▶ [RECORDS FOR THIS TASK]
┌────────

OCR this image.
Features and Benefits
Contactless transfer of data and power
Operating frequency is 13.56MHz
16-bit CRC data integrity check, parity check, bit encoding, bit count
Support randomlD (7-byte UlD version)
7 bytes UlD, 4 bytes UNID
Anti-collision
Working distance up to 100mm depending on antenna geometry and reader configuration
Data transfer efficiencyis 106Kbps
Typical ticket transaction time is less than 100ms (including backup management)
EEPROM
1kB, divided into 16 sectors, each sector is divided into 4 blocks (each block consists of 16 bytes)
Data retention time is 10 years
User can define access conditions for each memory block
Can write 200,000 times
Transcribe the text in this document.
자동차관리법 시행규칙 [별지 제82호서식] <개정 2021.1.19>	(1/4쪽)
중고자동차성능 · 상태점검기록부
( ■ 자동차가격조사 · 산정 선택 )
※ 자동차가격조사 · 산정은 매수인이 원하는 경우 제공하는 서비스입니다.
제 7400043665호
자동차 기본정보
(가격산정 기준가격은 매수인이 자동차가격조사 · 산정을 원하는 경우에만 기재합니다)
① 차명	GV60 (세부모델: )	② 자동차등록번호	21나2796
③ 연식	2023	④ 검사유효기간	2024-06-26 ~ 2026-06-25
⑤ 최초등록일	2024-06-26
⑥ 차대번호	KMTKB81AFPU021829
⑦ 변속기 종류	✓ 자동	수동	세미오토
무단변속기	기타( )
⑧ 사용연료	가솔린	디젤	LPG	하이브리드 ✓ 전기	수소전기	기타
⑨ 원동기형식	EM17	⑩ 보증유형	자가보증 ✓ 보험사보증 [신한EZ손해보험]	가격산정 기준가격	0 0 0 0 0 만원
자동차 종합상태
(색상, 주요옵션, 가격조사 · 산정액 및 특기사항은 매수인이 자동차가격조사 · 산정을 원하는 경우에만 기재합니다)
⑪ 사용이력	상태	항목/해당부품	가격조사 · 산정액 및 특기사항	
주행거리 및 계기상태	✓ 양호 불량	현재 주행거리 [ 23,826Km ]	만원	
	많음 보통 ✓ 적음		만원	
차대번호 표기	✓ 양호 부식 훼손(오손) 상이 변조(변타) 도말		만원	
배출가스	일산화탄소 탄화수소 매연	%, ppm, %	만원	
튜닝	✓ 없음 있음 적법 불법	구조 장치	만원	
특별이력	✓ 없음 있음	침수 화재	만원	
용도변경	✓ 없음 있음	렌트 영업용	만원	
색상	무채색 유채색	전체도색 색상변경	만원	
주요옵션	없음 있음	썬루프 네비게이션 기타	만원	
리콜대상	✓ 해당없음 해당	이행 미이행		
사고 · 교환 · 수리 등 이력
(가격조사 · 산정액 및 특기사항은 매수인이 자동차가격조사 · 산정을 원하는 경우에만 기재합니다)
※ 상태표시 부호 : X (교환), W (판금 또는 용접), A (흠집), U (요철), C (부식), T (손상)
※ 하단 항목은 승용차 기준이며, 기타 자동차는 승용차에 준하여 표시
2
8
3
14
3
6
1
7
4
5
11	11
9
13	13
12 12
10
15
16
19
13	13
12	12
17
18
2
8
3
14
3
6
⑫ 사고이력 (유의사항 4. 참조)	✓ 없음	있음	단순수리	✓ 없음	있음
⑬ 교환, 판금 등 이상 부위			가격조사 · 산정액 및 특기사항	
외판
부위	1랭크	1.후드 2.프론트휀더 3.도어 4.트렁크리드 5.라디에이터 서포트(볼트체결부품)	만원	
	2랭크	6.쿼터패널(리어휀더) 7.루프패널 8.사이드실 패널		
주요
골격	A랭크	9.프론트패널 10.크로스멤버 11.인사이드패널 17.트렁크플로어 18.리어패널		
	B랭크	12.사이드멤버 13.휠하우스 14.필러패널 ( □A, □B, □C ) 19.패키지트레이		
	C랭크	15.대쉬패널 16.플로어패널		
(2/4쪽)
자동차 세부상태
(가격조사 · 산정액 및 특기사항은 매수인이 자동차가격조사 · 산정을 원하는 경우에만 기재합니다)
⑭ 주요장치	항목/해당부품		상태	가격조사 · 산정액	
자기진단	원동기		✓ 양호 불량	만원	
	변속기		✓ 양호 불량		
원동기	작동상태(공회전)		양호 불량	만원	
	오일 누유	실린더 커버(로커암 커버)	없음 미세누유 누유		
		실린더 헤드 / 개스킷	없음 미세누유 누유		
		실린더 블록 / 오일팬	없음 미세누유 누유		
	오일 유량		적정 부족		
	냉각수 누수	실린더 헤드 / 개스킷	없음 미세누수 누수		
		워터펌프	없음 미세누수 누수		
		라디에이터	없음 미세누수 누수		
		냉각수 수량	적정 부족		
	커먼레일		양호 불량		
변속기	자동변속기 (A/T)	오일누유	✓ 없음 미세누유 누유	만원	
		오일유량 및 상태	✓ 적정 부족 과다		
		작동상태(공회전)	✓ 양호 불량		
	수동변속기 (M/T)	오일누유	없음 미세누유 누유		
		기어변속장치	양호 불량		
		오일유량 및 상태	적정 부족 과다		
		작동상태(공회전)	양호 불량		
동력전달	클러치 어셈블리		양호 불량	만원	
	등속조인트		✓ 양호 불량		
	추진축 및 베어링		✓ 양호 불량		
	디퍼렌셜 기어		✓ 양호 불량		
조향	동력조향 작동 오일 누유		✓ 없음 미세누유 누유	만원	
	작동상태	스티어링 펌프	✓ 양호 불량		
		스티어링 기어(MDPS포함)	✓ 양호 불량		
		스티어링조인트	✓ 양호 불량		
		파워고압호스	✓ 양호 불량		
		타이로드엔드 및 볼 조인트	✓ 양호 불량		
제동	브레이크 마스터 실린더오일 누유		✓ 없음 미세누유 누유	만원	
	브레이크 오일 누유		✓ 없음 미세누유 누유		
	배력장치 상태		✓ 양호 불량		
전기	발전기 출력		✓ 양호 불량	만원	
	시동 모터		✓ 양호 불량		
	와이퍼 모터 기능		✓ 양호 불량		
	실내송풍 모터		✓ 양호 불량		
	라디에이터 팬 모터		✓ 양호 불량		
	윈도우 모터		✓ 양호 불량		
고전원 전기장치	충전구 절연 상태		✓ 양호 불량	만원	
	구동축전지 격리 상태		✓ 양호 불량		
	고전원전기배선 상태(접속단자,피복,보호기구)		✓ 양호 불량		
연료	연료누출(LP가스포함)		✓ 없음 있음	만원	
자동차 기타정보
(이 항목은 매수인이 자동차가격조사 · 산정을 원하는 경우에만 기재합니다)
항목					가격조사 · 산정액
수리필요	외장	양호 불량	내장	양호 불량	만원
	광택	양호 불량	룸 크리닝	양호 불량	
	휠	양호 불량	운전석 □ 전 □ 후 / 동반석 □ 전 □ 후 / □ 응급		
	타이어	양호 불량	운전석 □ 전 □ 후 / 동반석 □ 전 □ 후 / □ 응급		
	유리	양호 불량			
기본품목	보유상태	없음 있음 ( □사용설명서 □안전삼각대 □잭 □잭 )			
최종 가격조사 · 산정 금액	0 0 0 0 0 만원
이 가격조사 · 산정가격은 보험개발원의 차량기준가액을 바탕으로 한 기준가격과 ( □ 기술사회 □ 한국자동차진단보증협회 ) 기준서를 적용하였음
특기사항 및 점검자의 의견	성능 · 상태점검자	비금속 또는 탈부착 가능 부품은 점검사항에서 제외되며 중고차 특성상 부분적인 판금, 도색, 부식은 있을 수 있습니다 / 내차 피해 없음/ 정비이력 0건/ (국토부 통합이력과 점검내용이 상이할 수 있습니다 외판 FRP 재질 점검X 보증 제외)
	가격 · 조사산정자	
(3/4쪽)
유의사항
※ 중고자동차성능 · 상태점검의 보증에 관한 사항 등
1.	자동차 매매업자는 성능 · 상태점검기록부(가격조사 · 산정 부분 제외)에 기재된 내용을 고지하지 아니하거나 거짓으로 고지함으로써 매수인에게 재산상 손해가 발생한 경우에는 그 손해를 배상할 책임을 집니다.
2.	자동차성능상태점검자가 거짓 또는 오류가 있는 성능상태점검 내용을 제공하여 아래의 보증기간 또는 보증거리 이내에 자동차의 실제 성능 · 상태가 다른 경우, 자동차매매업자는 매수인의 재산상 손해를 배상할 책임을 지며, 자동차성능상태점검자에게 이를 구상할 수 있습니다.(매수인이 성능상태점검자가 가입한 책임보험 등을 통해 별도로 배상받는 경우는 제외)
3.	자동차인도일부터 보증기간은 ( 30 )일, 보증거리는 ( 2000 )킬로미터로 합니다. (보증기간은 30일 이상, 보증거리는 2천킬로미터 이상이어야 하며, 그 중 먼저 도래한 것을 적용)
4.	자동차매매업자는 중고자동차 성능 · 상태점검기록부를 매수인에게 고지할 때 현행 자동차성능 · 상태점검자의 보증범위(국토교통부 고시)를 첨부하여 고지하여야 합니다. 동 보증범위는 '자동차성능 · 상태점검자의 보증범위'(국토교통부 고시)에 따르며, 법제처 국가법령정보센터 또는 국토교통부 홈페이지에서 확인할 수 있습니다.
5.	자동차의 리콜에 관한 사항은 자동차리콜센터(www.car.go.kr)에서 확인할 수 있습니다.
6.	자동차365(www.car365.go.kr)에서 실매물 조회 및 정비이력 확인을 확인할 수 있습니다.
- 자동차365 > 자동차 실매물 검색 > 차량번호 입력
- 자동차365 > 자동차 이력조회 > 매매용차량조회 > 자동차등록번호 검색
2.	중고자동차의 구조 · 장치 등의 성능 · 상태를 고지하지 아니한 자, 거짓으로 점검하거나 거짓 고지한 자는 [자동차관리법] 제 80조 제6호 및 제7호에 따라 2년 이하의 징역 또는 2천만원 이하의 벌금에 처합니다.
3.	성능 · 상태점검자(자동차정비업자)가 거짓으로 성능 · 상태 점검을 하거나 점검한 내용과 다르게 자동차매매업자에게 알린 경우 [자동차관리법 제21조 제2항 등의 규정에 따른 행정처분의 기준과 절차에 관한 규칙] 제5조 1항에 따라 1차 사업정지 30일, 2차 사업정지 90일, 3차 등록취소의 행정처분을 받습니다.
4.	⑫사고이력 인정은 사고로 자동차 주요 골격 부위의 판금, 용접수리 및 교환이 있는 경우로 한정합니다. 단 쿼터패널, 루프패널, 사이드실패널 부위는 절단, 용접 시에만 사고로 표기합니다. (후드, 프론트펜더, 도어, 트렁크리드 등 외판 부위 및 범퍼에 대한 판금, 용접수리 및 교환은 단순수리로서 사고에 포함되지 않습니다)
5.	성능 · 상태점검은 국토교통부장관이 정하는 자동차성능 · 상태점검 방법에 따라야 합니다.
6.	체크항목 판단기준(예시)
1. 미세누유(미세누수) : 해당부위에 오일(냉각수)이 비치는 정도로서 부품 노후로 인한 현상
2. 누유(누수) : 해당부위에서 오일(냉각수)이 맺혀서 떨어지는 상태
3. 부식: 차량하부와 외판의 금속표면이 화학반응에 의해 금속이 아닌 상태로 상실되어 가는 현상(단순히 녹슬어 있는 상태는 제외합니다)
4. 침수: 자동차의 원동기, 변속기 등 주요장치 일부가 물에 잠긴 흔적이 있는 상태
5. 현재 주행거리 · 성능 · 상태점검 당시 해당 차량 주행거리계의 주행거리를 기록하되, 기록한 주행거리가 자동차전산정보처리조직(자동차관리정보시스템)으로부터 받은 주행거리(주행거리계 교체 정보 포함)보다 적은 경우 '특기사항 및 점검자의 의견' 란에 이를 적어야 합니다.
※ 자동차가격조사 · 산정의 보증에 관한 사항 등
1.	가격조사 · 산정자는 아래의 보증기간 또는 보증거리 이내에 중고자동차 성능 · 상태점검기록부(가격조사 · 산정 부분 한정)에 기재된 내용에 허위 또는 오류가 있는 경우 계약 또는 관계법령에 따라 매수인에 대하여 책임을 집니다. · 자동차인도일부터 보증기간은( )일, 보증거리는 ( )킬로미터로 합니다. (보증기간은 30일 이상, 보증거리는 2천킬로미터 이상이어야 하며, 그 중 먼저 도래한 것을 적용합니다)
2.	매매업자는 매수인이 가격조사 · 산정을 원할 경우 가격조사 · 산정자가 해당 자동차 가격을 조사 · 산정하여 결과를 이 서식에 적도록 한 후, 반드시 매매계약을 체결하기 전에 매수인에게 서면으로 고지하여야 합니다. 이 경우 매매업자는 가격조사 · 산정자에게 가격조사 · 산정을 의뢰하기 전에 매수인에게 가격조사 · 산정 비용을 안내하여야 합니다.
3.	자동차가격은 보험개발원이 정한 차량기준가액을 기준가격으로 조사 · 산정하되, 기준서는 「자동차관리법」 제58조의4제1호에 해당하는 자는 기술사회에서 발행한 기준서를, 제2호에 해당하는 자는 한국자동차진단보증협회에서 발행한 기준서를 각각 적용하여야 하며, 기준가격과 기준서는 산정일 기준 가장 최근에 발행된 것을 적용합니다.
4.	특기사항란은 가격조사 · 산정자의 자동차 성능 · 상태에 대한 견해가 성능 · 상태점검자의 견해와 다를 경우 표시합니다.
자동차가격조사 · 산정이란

└────────

▶ [YOUR GOAL] Look through the material above and pick out each line holding the word "거짓으로".

▶ [CORRECT RESULT]
1.	자동차 매매업자는 성능 · 상태점검기록부(가격조사 · 산정 부분 제외)에 기재된 내용을 고지하지 아니하거나 거짓으로 고지함으로써 매수인에게 재산상 손해가 발생한 경우에는 그 손해를 배상할 책임을 집니다.
2.	중고자동차의 구조 · 장치 등의 성능 · 상태를 고지하지 아니한 자, 거짓으로 점검하거나 거짓 고지한 자는 [자동차관리법] 제 80조 제6호 및 제7호에 따라 2년 이하의 징역 또는 2천만원 이하의 벌금에 처합니다.
3.	성능 · 상태점검자(자동차정비업자)가 거짓으로 성능 · 상태 점검을 하거나 점검한 내용과 다르게 자동차매매업자에게 알린 경우 [자동차관리법 제21조 제2항 등의 규정에 따른 행정처분의 기준과 절차에 관한 규칙] 제5조 1항에 따라 1차 사업정지 30일, 2차 사업정지 90일, 3차 등록취소의 행정처분을 받습니다.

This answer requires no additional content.